───── Source records
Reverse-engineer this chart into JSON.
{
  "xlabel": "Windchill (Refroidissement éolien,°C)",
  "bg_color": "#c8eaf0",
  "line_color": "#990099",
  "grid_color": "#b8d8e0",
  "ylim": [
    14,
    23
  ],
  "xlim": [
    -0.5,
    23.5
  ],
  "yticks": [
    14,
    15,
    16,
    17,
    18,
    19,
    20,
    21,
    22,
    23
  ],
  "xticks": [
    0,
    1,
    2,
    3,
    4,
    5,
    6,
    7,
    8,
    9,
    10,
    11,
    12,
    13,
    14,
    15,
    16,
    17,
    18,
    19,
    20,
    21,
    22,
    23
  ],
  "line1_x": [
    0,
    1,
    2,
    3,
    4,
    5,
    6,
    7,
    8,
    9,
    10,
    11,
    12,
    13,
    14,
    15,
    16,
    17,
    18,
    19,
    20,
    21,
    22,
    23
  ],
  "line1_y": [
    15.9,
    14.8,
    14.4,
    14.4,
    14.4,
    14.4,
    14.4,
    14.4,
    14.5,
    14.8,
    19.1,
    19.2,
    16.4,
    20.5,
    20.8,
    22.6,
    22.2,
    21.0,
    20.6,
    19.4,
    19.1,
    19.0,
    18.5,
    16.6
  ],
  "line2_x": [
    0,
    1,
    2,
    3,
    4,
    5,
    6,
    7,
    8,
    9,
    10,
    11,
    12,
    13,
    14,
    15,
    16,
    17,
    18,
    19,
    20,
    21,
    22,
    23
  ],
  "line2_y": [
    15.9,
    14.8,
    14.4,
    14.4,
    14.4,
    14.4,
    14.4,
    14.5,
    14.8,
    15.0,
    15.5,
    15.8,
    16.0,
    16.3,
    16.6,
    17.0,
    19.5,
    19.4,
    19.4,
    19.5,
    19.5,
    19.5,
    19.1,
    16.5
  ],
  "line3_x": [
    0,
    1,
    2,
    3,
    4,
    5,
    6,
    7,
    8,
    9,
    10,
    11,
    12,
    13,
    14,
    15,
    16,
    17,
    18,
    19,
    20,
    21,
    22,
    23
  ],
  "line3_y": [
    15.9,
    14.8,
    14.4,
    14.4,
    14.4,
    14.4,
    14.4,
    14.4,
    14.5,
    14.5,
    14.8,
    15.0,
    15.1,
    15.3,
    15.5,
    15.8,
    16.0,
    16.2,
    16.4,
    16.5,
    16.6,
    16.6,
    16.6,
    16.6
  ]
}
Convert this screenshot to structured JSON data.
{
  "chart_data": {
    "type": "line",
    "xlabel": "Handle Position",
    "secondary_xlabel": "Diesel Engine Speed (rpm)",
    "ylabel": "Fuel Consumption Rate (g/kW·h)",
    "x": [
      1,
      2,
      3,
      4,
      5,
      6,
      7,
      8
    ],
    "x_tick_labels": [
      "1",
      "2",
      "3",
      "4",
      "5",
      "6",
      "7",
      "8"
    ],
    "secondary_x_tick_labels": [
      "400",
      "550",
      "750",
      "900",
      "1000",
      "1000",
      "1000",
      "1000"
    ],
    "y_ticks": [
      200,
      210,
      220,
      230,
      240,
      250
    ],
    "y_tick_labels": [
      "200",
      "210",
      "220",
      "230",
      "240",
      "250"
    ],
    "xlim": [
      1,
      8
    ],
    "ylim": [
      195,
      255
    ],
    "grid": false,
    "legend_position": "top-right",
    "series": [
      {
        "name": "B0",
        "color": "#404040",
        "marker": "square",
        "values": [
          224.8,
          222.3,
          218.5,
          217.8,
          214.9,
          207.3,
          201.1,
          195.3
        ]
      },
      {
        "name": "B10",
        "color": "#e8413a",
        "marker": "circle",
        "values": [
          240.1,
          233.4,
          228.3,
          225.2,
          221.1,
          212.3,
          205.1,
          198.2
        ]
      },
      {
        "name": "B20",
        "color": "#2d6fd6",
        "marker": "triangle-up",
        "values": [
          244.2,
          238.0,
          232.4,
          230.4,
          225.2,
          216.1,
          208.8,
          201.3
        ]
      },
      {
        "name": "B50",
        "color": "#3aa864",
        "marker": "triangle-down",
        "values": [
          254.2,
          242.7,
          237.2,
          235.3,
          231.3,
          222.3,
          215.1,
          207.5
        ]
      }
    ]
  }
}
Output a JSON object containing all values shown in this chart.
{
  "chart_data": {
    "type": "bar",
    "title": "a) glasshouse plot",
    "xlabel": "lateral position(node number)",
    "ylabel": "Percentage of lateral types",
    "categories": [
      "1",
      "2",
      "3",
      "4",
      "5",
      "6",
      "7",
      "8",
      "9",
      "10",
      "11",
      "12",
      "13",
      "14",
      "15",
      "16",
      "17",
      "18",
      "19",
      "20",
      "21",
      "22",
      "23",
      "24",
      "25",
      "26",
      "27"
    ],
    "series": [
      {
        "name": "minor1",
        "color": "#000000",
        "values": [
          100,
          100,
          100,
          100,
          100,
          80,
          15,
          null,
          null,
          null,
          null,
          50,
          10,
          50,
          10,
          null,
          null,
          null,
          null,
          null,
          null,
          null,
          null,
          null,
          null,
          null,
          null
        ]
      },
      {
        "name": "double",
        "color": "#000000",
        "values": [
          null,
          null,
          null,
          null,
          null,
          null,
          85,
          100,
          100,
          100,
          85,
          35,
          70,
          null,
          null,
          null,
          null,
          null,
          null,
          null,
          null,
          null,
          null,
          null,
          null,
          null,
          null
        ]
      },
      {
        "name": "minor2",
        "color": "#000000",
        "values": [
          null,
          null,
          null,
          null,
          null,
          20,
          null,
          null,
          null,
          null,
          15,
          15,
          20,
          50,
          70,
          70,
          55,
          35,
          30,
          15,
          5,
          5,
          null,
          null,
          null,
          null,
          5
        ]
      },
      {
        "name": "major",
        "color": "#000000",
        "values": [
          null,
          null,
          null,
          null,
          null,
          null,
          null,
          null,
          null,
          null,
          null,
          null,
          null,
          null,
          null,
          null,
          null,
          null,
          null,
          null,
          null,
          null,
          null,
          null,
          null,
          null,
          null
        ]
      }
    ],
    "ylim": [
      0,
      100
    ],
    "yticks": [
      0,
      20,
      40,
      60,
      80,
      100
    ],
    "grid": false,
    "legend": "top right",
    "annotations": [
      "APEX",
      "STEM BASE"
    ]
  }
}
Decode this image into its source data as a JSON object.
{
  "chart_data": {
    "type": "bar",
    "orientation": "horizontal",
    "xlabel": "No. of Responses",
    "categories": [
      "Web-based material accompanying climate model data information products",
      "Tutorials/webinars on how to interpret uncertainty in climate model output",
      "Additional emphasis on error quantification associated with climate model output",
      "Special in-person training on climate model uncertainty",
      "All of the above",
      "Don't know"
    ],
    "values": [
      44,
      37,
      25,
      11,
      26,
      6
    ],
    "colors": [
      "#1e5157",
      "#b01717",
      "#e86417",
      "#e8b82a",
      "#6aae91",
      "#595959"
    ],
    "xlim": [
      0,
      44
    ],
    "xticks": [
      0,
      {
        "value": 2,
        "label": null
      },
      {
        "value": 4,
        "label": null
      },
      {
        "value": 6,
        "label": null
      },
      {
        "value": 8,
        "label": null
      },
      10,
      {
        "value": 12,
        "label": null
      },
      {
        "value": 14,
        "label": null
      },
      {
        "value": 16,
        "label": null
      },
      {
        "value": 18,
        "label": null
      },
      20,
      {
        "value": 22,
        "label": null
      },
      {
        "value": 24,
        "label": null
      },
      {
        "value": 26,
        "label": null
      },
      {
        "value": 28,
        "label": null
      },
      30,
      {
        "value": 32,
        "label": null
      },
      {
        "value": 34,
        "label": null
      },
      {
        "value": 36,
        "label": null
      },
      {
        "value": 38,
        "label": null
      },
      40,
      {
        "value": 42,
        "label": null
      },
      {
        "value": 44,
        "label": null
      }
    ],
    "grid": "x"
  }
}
──────────
What needs to be done ->
Gather every line from the listing above in which "name" appears, and copy those lines.

Problem solution ->
        "name": "B0",
        "name": "B10",
        "name": "B20",
        "name": "B50",
        "name": "minor1",
        "name": "double",
        "name": "minor2",
        "name": "major",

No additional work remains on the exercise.